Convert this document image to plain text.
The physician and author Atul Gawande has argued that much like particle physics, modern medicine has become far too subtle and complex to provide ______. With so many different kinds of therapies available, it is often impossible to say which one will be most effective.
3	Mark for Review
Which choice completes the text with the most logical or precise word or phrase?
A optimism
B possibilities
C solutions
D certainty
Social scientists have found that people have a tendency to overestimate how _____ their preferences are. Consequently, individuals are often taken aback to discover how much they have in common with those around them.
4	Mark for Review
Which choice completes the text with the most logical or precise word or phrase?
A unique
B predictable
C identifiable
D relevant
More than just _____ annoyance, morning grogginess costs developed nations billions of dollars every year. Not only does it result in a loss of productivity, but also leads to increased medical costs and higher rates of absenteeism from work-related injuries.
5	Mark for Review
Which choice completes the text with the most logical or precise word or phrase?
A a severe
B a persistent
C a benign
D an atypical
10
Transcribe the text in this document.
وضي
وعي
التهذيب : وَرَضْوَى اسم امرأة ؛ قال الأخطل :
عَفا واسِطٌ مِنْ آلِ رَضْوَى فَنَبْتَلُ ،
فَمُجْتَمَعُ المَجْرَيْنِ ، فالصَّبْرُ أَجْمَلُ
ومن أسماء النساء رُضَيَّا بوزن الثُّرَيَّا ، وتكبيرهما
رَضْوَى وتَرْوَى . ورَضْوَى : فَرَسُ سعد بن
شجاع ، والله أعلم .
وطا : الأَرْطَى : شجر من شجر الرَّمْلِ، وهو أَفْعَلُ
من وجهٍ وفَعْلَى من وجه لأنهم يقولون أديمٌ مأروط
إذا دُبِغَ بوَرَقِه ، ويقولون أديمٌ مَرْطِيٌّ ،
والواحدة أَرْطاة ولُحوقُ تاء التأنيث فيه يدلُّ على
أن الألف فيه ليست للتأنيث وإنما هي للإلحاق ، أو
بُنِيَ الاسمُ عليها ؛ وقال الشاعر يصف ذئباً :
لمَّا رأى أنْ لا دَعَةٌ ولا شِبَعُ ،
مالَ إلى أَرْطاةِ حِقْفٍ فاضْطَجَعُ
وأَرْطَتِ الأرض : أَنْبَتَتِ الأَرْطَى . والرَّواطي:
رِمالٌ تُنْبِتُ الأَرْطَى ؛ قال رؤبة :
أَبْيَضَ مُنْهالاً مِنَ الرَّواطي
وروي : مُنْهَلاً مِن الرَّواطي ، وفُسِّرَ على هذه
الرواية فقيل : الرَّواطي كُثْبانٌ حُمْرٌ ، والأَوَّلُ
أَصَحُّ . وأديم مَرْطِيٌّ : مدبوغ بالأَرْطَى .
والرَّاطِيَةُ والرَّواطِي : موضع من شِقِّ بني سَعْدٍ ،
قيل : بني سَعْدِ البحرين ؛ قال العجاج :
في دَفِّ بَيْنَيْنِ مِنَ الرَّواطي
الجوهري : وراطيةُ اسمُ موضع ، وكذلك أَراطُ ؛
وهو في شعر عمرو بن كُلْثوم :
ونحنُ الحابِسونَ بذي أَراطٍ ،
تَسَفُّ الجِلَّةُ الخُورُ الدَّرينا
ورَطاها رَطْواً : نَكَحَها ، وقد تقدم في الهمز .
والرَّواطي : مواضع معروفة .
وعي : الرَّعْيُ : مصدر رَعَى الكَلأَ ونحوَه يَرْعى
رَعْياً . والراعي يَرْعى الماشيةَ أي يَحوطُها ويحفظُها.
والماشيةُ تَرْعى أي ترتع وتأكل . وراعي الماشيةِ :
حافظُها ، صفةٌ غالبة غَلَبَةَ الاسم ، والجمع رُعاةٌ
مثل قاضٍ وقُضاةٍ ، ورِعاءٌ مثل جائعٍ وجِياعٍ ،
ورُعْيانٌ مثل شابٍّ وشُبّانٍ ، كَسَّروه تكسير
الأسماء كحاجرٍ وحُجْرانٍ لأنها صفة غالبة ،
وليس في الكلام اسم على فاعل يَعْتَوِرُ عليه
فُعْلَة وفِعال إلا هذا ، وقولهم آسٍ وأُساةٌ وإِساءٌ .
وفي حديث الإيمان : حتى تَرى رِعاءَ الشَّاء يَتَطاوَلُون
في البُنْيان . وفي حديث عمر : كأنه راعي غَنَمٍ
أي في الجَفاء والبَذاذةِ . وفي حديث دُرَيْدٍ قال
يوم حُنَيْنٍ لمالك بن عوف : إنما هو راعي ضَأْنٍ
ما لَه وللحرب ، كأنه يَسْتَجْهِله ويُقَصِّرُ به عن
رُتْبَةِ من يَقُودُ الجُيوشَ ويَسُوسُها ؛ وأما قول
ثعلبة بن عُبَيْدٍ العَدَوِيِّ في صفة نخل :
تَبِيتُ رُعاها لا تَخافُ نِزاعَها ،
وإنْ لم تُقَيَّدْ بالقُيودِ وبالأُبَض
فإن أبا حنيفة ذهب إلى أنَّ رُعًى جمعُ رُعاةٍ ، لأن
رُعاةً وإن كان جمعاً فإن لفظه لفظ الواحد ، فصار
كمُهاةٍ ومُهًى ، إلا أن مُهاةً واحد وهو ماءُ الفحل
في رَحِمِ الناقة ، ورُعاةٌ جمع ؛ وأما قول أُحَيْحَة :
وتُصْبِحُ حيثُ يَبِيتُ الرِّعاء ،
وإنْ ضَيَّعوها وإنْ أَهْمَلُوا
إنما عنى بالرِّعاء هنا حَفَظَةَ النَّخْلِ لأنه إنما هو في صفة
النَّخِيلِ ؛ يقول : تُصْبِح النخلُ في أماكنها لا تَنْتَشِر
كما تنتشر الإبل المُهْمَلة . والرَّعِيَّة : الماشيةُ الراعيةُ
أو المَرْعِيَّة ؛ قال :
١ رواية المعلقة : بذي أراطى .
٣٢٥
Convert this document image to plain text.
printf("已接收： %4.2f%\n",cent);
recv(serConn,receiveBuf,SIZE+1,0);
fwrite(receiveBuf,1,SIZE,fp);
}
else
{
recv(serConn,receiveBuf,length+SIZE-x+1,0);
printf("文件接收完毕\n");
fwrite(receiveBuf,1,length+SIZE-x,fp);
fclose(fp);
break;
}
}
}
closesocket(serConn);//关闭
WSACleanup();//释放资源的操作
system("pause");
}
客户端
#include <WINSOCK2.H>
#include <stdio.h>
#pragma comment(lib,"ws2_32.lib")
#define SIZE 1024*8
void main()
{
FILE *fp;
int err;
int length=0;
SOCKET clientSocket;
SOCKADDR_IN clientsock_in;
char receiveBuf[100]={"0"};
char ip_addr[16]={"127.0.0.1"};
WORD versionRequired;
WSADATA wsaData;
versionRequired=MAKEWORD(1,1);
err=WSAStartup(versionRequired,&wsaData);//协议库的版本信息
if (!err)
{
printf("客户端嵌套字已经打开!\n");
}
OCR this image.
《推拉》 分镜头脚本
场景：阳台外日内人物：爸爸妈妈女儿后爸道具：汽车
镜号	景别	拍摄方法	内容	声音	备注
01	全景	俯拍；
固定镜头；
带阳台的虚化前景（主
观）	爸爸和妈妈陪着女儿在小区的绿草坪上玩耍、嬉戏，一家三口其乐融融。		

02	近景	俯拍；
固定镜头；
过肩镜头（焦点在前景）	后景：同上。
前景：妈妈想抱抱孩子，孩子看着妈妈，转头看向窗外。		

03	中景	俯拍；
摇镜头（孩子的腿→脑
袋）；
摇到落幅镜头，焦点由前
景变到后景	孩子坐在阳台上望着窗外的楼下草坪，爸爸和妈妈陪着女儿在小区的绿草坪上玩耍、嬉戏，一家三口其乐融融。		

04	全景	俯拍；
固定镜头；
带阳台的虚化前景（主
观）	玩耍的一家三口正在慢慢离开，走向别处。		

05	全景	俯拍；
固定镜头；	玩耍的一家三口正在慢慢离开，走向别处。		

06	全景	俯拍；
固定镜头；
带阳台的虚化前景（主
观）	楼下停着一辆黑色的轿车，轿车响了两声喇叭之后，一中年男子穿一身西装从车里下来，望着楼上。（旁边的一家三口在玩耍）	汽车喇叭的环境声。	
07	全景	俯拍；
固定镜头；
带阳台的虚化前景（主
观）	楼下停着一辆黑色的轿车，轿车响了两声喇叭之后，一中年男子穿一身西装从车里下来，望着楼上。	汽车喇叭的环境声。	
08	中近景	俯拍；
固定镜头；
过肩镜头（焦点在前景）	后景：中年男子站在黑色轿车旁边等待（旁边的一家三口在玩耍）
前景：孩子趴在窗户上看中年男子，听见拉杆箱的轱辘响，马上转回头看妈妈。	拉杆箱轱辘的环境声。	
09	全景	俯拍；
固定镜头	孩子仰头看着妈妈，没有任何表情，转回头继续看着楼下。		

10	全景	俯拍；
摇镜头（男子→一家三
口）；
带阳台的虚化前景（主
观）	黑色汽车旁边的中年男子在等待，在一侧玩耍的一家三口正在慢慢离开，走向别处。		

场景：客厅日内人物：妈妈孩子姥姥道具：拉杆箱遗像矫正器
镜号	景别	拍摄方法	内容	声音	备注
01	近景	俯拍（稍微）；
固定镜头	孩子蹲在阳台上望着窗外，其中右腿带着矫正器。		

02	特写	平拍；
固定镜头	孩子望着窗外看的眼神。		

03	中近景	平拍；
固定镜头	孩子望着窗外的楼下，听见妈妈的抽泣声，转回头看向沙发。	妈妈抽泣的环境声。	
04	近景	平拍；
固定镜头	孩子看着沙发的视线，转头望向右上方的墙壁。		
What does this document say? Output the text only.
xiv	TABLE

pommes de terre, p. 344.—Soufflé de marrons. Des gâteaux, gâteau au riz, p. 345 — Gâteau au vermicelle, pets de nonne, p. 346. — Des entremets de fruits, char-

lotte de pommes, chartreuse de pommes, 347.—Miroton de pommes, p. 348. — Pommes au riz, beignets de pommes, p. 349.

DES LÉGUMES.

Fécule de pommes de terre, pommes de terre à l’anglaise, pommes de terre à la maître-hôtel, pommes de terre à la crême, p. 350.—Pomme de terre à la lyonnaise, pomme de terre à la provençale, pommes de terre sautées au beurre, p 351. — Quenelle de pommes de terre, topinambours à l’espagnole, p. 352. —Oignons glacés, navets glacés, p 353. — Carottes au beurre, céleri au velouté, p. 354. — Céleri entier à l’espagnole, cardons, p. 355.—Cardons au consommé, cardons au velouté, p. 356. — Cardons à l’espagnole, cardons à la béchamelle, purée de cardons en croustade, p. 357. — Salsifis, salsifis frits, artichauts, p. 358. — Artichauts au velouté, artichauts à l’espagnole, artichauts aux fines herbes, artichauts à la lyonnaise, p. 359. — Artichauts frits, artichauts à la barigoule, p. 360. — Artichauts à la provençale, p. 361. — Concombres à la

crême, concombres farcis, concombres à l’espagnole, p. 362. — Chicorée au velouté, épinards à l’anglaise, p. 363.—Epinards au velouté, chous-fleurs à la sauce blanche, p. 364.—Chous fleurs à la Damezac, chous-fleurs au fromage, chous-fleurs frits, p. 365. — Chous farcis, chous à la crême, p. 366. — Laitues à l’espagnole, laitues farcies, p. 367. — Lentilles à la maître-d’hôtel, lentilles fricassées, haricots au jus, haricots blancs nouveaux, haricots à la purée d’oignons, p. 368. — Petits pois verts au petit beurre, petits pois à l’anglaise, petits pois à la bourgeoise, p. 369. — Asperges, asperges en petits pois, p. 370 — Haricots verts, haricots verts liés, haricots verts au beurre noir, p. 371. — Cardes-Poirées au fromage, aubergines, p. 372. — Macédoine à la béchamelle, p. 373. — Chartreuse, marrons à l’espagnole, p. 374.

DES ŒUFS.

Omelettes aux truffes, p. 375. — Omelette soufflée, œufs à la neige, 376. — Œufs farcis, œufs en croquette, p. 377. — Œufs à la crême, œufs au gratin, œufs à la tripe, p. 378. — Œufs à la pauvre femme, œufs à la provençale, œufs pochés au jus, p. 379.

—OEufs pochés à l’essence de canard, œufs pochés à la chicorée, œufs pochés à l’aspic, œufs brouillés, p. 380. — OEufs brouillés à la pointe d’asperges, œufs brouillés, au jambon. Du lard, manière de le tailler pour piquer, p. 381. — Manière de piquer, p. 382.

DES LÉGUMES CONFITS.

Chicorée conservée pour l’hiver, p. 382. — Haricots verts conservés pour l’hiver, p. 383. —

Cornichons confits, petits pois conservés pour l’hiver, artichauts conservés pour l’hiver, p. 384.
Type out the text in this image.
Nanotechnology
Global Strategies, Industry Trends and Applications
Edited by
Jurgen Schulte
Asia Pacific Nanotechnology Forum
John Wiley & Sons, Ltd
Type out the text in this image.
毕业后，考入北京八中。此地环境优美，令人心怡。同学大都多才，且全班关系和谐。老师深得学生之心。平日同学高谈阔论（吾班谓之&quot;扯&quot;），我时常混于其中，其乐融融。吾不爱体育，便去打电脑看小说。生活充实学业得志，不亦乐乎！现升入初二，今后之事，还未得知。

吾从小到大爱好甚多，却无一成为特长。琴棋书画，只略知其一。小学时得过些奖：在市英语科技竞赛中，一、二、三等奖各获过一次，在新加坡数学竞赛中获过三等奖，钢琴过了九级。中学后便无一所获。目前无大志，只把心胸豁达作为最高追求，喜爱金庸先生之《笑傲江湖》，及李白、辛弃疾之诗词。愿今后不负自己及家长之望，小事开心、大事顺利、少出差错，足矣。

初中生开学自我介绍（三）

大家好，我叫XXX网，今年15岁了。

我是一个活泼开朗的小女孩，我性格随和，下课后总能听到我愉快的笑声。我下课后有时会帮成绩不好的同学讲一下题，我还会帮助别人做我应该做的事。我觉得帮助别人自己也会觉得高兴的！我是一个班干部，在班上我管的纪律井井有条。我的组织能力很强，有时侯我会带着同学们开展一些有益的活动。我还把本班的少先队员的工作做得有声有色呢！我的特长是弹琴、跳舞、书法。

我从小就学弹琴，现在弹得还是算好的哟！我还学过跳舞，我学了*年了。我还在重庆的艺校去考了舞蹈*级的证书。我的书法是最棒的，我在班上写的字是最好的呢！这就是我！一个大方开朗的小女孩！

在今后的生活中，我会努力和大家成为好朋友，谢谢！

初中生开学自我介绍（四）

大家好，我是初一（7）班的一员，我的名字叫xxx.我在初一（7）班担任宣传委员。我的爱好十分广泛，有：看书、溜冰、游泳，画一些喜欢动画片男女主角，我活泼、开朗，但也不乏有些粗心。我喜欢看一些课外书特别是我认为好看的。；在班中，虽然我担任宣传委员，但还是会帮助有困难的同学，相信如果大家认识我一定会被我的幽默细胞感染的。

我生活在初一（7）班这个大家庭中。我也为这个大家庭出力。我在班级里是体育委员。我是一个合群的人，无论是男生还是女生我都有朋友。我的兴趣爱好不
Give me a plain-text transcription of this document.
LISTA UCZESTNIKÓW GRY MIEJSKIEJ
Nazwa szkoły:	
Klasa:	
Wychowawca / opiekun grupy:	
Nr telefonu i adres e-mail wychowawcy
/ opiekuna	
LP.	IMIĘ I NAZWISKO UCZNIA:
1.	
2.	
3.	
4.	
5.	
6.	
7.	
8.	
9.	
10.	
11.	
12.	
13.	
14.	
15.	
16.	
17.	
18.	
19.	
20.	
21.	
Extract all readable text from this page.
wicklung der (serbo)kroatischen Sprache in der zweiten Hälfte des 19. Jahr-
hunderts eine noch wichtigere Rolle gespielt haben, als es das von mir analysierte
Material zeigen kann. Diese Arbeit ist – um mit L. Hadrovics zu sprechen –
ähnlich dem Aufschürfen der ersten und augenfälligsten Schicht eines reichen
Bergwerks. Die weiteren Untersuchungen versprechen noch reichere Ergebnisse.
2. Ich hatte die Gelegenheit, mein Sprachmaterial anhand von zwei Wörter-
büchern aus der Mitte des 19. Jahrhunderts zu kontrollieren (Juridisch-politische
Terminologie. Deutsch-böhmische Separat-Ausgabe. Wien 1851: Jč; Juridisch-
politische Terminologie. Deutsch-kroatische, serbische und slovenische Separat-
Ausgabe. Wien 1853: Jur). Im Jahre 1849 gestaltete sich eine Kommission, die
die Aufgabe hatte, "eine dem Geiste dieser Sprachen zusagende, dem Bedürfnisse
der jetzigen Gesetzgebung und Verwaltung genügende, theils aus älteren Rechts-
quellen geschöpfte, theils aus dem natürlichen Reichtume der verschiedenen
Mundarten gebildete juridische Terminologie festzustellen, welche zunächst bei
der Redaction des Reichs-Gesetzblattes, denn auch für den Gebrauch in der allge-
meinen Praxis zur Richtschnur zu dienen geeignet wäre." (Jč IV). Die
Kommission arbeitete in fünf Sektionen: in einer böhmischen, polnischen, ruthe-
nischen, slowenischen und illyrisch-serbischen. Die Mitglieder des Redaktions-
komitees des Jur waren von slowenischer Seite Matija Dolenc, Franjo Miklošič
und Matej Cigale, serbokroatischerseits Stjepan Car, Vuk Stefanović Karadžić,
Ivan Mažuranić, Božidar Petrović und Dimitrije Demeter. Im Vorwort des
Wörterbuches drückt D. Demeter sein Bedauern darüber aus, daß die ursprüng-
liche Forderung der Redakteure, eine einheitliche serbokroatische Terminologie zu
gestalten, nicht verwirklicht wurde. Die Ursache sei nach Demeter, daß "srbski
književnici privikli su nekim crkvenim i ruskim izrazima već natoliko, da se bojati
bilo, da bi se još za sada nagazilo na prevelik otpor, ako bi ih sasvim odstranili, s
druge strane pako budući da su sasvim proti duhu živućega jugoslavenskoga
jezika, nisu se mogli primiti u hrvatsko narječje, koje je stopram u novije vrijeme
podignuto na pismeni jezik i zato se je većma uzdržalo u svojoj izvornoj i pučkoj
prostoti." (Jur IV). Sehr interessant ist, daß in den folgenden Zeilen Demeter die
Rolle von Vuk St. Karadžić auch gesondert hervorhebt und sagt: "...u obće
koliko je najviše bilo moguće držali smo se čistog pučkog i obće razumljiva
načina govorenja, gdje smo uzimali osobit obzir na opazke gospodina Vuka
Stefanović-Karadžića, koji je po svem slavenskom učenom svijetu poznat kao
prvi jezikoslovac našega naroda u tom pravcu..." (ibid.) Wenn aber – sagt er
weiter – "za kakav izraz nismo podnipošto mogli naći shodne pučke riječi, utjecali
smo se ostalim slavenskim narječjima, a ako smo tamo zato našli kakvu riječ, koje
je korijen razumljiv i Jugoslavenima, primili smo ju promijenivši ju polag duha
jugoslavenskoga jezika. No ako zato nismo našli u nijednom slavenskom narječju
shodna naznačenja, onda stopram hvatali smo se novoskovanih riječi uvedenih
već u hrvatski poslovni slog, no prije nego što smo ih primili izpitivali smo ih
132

◇ ◇ ◇ ◇

* _Task instructions_
All lines in the data that contain the word "theils" should be copied.

* _Response to the exercise_
der jetzigen Gesetzgebung und Verwaltung genügende, theils aus älteren Rechts-
quellen geschöpfte, theils aus dem natürlichen Reichtume der verschiedenen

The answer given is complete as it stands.